### What you should do
Set every record down verbatim and omit the pictures.

— Start of Supplied material —

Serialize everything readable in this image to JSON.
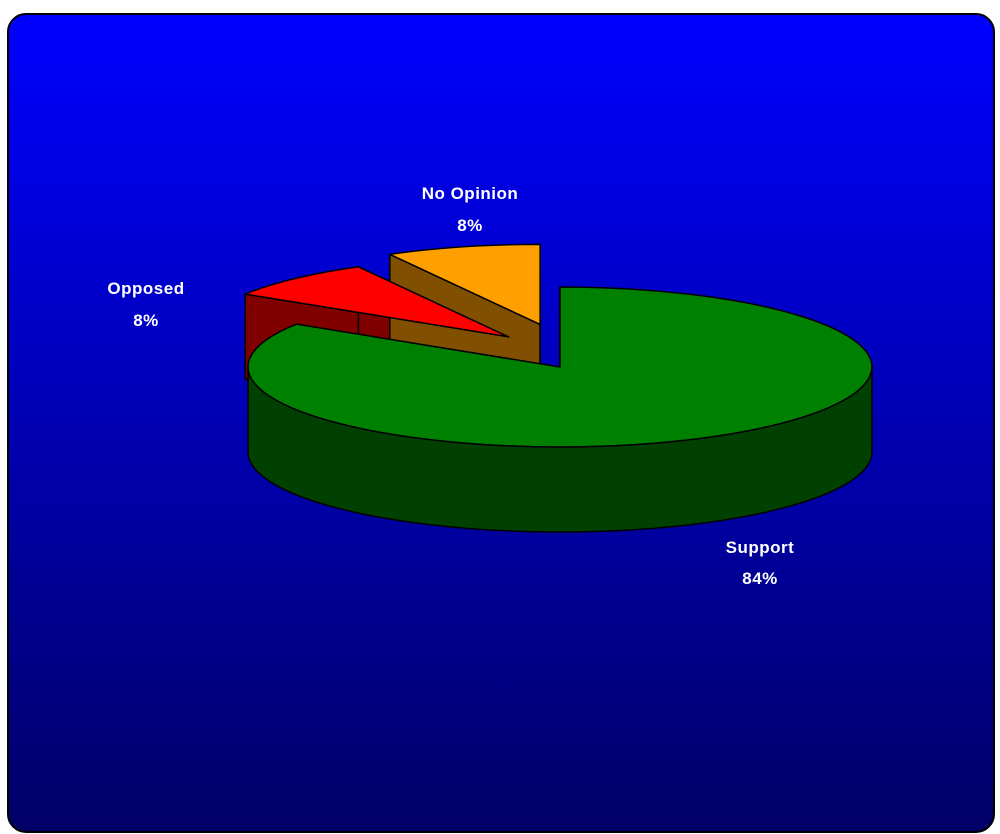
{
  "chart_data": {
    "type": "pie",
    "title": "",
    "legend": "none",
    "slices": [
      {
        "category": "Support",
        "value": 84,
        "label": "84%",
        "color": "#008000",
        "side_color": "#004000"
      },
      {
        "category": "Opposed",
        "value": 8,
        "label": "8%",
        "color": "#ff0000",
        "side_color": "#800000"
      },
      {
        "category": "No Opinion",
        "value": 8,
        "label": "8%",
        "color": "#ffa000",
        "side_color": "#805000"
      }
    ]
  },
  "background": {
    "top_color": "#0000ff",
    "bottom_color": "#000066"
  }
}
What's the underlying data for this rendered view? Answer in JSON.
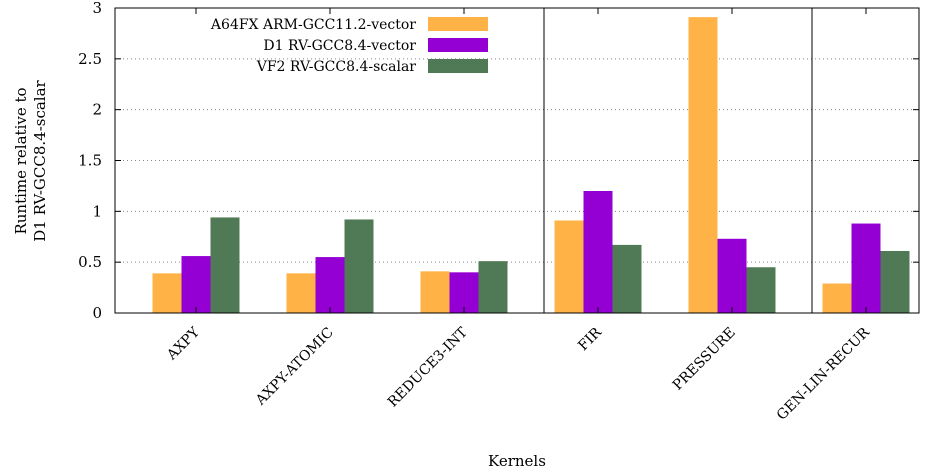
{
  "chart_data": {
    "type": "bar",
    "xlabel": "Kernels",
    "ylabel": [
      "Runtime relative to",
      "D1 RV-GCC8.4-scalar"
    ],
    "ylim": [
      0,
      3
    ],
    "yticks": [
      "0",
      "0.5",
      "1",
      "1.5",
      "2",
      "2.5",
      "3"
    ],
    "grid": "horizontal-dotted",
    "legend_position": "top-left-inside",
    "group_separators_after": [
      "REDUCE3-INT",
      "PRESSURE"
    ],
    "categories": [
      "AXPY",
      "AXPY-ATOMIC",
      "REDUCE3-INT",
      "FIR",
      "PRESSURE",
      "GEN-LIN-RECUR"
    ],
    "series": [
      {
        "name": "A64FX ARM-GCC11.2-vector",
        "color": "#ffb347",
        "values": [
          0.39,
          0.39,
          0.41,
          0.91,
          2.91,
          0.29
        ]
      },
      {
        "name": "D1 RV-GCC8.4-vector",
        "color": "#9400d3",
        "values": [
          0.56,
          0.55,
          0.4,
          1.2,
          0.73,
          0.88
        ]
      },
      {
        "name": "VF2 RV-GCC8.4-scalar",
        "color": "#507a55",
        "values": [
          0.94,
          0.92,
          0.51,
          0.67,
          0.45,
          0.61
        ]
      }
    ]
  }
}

— End of Supplied material —

### Solved exercise
Serialize everything readable in this image to JSON.
{
  "chart_data": {
    "type": "pie",
    "title": "",
    "legend": "none",
    "slices": [
      {
        "category": "Support",
        "value": 84,
        "label": "84%",
        "color": "#008000",
        "side_color": "#004000"
      },
      {
        "category": "Opposed",
        "value": 8,
        "label": "8%",
        "color": "#ff0000",
        "side_color": "#800000"
      },
      {
        "category": "No Opinion",
        "value": 8,
        "label": "8%",
        "color": "#ffa000",
        "side_color": "#805000"
      }
    ]
  },
  "background": {
    "top_color": "#0000ff",
    "bottom_color": "#000066"
  }
}
What's the underlying data for this rendered view? Answer in JSON.
{
  "chart_data": {
    "type": "bar",
    "xlabel": "Kernels",
    "ylabel": [
      "Runtime relative to",
      "D1 RV-GCC8.4-scalar"
    ],
    "ylim": [
      0,
      3
    ],
    "yticks": [
      "0",
      "0.5",
      "1",
      "1.5",
      "2",
      "2.5",
      "3"
    ],
    "grid": "horizontal-dotted",
    "legend_position": "top-left-inside",
    "group_separators_after": [
      "REDUCE3-INT",
      "PRESSURE"
    ],
    "categories": [
      "AXPY",
      "AXPY-ATOMIC",
      "REDUCE3-INT",
      "FIR",
      "PRESSURE",
      "GEN-LIN-RECUR"
    ],
    "series": [
      {
        "name": "A64FX ARM-GCC11.2-vector",
        "color": "#ffb347",
        "values": [
          0.39,
          0.39,
          0.41,
          0.91,
          2.91,
          0.29
        ]
      },
      {
        "name": "D1 RV-GCC8.4-vector",
        "color": "#9400d3",
        "values": [
          0.56,
          0.55,
          0.4,
          1.2,
          0.73,
          0.88
        ]
      },
      {
        "name": "VF2 RV-GCC8.4-scalar",
        "color": "#507a55",
        "values": [
          0.94,
          0.92,
          0.51,
          0.67,
          0.45,
          0.61
        ]
      }
    ]
  }
}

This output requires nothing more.